Which lines of the records contain "market"? Collect every one of them.

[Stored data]
______

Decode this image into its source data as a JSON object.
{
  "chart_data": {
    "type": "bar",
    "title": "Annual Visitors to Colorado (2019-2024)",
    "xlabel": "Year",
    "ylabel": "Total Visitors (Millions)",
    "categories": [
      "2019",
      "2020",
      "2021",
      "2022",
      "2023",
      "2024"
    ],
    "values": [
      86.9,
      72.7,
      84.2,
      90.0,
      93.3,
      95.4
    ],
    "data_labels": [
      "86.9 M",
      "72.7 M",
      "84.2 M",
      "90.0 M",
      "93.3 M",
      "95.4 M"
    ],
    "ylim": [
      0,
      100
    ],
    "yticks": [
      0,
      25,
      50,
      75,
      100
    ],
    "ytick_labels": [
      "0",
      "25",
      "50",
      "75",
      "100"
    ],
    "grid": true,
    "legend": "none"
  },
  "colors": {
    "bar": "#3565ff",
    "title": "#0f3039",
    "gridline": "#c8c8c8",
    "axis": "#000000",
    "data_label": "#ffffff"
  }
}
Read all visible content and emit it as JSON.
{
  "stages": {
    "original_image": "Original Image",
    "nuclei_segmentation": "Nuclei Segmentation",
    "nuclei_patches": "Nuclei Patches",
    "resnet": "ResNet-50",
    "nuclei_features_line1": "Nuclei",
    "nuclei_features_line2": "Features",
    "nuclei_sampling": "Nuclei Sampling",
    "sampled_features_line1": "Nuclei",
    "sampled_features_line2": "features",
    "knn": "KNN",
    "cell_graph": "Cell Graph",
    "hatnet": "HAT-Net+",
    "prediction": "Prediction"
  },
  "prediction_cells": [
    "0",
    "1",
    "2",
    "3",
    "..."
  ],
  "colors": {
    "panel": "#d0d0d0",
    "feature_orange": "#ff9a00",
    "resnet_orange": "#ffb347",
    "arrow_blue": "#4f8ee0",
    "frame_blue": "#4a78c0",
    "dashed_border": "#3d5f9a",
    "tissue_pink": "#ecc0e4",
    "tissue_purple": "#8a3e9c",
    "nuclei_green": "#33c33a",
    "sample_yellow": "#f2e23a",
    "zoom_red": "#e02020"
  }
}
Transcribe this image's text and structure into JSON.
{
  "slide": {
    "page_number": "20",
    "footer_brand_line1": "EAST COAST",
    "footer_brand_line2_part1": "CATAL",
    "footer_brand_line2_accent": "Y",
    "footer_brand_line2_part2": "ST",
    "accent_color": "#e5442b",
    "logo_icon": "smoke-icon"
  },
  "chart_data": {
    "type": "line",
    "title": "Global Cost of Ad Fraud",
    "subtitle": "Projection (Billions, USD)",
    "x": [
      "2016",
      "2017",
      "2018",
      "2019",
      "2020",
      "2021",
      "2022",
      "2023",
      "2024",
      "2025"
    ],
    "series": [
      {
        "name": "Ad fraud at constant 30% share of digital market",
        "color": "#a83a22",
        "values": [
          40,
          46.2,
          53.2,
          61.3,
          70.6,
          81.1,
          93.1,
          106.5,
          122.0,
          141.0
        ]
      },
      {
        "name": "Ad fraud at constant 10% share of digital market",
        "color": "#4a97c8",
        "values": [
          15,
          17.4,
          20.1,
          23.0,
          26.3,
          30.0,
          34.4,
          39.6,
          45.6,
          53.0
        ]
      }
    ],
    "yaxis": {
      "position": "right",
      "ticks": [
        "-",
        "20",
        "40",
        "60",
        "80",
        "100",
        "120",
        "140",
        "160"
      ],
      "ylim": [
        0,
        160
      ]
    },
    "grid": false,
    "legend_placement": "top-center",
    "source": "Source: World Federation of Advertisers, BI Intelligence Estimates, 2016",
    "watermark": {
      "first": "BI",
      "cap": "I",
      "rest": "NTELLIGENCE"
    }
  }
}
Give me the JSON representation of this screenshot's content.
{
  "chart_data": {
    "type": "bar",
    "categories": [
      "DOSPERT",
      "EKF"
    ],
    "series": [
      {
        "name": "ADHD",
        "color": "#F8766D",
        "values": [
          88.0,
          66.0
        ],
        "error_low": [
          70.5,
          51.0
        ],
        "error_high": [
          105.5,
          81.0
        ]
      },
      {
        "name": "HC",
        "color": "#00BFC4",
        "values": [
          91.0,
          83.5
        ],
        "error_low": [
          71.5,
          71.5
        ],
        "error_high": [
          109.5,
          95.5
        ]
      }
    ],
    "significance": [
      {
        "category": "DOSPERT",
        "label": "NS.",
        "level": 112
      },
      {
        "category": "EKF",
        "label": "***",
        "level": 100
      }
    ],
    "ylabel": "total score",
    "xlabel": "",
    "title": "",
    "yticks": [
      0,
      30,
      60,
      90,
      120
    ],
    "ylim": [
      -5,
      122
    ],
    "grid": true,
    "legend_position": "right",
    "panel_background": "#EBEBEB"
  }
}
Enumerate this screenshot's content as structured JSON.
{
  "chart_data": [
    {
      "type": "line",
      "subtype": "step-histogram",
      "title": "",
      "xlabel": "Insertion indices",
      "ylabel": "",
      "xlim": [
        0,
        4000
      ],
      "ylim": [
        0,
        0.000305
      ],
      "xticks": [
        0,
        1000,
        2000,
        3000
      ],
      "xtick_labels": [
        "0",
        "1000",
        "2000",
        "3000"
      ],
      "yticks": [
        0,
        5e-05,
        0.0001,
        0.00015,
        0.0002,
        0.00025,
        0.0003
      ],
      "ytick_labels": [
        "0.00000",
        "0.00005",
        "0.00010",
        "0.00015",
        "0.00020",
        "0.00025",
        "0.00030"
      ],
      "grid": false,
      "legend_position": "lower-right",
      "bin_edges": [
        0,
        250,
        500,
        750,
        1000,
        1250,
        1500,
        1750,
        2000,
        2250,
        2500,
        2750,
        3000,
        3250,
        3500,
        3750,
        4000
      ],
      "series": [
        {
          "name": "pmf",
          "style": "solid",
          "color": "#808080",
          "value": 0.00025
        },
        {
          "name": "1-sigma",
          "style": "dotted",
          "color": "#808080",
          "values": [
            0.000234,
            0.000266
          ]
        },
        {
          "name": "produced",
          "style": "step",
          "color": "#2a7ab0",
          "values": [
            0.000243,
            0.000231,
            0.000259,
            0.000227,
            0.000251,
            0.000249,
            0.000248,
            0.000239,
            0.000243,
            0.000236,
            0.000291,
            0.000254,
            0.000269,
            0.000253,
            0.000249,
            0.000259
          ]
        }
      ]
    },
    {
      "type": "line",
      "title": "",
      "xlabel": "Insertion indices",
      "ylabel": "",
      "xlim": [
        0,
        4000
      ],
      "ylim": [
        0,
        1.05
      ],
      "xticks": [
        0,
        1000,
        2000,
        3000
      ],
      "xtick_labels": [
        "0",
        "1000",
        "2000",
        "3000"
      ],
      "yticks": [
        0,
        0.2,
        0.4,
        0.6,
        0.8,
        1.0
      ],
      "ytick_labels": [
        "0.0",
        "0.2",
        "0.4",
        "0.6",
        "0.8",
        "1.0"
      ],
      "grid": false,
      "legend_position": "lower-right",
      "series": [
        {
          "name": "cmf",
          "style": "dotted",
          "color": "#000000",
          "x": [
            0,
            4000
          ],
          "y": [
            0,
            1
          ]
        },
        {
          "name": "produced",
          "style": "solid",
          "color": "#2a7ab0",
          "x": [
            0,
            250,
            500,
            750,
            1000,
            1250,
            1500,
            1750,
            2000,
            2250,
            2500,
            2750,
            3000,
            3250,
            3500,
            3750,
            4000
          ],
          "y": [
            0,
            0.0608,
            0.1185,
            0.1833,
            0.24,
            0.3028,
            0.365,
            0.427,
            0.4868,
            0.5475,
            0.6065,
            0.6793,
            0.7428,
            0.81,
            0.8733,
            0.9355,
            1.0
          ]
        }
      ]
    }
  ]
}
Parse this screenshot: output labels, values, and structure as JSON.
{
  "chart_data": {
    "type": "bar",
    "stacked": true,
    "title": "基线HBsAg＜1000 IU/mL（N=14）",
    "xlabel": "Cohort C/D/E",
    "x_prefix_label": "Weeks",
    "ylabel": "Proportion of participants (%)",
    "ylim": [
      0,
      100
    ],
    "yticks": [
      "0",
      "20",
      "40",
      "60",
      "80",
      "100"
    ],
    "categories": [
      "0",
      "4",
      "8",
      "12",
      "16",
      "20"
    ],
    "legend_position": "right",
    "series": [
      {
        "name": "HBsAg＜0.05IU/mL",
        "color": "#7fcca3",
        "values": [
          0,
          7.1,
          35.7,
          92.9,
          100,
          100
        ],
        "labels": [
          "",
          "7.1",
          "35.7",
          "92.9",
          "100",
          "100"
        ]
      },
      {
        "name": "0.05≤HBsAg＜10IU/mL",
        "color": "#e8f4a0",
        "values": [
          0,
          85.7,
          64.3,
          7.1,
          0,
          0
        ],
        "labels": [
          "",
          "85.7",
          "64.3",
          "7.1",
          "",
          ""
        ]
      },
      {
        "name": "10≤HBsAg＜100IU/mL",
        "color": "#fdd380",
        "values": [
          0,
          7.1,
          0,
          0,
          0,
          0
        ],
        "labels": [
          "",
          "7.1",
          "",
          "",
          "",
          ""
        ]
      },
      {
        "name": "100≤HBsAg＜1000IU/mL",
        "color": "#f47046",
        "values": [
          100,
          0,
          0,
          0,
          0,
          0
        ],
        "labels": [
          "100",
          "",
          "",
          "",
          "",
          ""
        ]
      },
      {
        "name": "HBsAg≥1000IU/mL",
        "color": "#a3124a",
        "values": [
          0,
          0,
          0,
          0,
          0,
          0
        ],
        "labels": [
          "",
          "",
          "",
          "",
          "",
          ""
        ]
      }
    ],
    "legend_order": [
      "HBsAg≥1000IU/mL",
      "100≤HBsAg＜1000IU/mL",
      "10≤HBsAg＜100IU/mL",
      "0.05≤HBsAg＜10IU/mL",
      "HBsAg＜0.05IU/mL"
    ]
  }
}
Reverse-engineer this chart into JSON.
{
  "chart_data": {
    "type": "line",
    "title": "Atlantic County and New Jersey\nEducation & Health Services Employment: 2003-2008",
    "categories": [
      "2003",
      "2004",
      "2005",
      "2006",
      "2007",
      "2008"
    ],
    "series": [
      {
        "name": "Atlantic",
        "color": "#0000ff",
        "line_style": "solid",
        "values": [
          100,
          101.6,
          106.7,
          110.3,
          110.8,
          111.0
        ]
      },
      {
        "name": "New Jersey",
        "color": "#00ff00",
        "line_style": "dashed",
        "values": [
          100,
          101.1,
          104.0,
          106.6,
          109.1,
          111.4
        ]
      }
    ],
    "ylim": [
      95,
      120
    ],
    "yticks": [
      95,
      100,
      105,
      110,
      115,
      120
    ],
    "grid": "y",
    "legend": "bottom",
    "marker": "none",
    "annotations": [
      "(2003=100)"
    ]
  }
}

______

COMPLETE ANSWER:
        "name": "Ad fraud at constant 30% share of digital market",
        "name": "Ad fraud at constant 10% share of digital market",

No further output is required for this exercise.